▶ **Objetivos**
A. Segundo a fonte, em que revista foi publicado o artigo do professor Arthur Ituassu?
B. Reproduza o trecho da fonte que se abre com as palavras "Pesquisa, Desenvolvimento e" e se fecha com "uma perspectiva histórica.", substituindo "multinacional" por "internacional".

▶ **Fonte**
Pesquisa, Desenvolvimento e Extensão
Projeto multinacional, coordenado pelo professor Arthur Ituassu, da Comunicação Social, com financiamento da Capes, CNPq e Faperj, produz novo artigo para revista americana
O artigo Postmodern Without Modernization: Ages, Phases, and Stages of Political Communication and Digital Campaigns in Brazil (2010–2020), do professor Arthur Ituassu do Departamento de Comunicação Social, foi publicado, recentemente, no International Journal of Communication, da Universidade do Sul da Califórnia Annenberg. Fruto de um projeto de pesquisa multinacional, que estuda mídias digitais e democracia na América Latina, o trabalho analisa as consequências da internet nas eleições e na democracia brasileira a partir de uma perspectiva histórica.
– O ano de 2010 é um marco, um turning point no uso das mídias digitais na política brasileira. Até então, os candidatos não podiam usar as redes sociais, eles passam a poder utilizá-las por conta de uma mudança na lei eleitoral em 2009. Naquele ano, passamos a verificar o uso intenso das mídias digitais por candidatos como José Serra, Marina Silva, Plínio de Arruda Sampaio e a própria Dilma Rousseff, esclarece o professor, que também integra o programa de pós-graduação de Ciências Sociais.

▶ **Trechos dos registros**
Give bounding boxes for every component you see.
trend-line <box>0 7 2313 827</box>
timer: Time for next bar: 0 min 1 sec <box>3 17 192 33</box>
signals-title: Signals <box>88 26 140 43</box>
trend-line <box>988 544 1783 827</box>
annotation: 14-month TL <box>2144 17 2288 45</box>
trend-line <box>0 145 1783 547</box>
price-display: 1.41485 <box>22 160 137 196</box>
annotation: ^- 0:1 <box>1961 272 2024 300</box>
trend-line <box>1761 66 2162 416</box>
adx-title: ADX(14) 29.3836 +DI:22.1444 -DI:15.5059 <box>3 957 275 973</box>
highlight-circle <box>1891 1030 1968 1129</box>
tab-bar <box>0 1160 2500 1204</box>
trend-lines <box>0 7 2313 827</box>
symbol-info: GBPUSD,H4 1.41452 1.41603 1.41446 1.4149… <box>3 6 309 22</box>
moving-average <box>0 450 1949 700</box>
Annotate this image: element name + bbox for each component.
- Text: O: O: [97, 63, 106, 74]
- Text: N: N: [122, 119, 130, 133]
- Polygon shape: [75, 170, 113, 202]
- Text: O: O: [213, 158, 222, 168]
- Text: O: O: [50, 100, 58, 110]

▶ **Soluções por tarefa**
A. No International Journal of Communication, da Universidade do Sul da Califórnia Annenberg.

B.
Pesquisa, Desenvolvimento e Extensão
Projeto internacional, coordenado pelo professor Arthur Ituassu, da Comunicação Social, com financiamento da Capes, CNPq e Faperj, produz novo artigo para revista americana
O artigo Postmodern Without Modernization: Ages, Phases, and Stages of Political Communication and Digital Campaigns in Brazil (2010–2020), do professor Arthur Ituassu do Departamento de Comunicação Social, foi publicado, recentemente, no International Journal of Communication, da Universidade do Sul da Califórnia Annenberg. Fruto de um projeto de pesquisa internacional, que estuda mídias digitais e democracia na América Latina, o trabalho analisa as consequências da internet nas eleições e na democracia brasileira a partir de uma perspectiva histórica.